- _Ausgewählter Text_:
------------------------------------------------------------

Ihre Browserversion ist veraltet. Wir empfehlen, Ihren Browser auf die neueste Version zu aktualisieren.

Der Raum, das Malspiel und die Rolle des Dienenden im Malspiel

Die bildhaft gewordenen Erinnerungen aus der Entstehungszeit des Menschen, von Arno Stern organische Erinnerunggenannt, leben in jedem Menschen. Können sie geäußert werden, ermöglicht dies eine Rückkehr zum eigenen Urprung, zur Erfüllung des eigentlichen Wesens, das, was jeden Menschen in seiner Individualität ausmacht.

Die vertrauen-und schutzgebende Umgebung des Malortes und die um das Geschehen wissende Einstellung und fördernde Haltung des Dienenden im Malspiel schaffen die besonderen Bedingungen, diese Äußerung geschehen zu lassen.

------------------------------------------------------------

- _Extrahierte Daten_:
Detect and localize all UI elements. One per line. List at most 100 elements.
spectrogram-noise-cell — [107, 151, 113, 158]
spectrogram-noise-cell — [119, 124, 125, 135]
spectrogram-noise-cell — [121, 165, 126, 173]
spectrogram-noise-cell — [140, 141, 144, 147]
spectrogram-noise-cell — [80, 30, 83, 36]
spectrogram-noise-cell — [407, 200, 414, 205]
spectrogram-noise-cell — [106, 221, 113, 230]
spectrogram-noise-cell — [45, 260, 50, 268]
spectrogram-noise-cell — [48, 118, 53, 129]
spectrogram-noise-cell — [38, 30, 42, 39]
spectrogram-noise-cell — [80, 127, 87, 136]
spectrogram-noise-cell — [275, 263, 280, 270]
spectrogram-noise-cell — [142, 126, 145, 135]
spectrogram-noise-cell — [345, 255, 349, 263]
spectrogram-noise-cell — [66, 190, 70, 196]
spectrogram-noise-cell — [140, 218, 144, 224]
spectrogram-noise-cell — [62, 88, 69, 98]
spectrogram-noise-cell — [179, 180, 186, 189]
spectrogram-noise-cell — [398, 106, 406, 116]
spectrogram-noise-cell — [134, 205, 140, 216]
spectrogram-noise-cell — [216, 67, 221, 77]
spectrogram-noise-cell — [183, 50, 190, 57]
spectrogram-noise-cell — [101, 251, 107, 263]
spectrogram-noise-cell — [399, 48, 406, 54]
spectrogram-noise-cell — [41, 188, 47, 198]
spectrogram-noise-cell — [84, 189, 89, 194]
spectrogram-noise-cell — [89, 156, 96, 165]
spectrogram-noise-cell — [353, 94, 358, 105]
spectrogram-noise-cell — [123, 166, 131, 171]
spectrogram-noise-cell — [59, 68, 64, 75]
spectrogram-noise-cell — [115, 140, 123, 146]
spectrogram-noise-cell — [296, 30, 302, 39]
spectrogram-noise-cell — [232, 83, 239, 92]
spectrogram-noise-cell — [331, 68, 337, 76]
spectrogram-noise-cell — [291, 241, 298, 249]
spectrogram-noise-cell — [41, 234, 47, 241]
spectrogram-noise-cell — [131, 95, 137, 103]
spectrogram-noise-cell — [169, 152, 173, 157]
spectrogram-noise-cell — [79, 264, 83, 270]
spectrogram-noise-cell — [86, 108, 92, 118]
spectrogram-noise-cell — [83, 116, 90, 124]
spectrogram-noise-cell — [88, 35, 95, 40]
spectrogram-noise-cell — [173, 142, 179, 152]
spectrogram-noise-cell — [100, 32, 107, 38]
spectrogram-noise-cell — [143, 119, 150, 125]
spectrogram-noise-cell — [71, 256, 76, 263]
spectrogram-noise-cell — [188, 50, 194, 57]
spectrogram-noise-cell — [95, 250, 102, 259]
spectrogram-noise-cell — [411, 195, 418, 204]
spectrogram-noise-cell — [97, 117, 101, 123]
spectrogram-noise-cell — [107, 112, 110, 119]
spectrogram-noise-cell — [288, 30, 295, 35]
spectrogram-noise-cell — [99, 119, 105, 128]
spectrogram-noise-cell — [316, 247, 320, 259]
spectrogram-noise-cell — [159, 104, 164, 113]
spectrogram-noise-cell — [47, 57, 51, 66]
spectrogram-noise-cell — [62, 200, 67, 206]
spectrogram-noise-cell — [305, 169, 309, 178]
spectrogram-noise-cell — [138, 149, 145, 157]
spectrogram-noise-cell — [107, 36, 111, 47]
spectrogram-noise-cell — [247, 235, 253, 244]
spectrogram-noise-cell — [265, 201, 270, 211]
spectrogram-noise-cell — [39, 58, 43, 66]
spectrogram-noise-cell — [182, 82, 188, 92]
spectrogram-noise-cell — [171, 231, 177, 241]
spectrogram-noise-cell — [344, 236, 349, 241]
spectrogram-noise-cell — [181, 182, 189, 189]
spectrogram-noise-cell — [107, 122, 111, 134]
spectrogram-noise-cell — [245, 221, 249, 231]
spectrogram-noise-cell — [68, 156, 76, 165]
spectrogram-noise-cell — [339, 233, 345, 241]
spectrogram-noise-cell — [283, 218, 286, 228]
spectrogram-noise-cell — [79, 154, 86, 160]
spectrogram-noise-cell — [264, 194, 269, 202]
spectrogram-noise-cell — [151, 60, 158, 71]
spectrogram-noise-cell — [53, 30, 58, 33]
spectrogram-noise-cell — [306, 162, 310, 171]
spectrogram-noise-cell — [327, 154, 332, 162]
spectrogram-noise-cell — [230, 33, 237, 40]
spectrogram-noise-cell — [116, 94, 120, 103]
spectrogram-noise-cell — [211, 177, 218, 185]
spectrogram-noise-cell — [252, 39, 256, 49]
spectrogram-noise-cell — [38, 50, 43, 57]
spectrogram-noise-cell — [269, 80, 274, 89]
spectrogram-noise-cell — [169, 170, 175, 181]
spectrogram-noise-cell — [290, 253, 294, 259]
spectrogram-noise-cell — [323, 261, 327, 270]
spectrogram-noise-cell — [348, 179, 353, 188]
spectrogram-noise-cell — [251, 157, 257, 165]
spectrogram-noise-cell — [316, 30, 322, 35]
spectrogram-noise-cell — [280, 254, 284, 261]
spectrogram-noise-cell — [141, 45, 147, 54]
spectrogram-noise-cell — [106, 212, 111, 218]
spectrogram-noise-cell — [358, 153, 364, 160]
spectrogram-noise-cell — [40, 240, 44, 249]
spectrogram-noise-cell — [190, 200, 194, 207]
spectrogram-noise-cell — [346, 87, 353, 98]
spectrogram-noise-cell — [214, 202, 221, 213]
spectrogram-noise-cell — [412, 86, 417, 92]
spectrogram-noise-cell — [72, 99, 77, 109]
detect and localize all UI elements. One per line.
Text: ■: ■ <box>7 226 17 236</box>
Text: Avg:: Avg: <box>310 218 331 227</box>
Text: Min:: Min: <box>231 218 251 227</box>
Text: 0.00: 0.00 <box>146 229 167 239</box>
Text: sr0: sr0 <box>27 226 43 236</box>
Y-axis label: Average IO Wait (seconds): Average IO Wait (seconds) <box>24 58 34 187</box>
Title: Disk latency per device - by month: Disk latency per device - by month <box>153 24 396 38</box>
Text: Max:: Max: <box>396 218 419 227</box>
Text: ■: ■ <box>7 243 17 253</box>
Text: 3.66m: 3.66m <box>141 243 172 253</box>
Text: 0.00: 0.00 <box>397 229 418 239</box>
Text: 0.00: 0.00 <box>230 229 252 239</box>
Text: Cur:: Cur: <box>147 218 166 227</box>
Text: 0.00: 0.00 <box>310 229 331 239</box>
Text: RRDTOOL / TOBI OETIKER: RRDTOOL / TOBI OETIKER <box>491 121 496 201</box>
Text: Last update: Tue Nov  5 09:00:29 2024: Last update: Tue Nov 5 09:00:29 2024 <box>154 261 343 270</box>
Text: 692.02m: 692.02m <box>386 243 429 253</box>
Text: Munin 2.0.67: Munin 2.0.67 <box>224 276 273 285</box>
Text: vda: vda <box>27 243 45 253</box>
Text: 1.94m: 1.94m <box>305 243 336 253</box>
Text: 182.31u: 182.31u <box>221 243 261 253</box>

------------------------------------------------------------

- _Aufgabe_:
Prüfe, ob die folgenden Aussagen mit dem Text über das Malspiel übereinstimmen, und antworte jeweils mit Ja oder Nein samt den entscheidenden Worten des Textes als wörtlichem Zitat.
1. Die bildhaft gewordenen Erinnerungen leben nur in wenigen Menschen.
2. Die Umgebung des Malortes wird als vertrauen- und schutzgebend beschrieben.
3. Die besonderen Bedingungen werden allein durch die Haltung des Dienenden geschaffen.

- _Lösung_:
1. Nein: „leben in jedem Menschen“
2. Ja: „Die vertrauen-und schutzgebende Umgebung des Malortes“
3. Nein: „Die vertrauen-und schutzgebende Umgebung des Malortes und die um das Geschehen wissende Einstellung und fördernde Haltung des Dienenden im Malspiel schaffen die besonderen Bedingungen“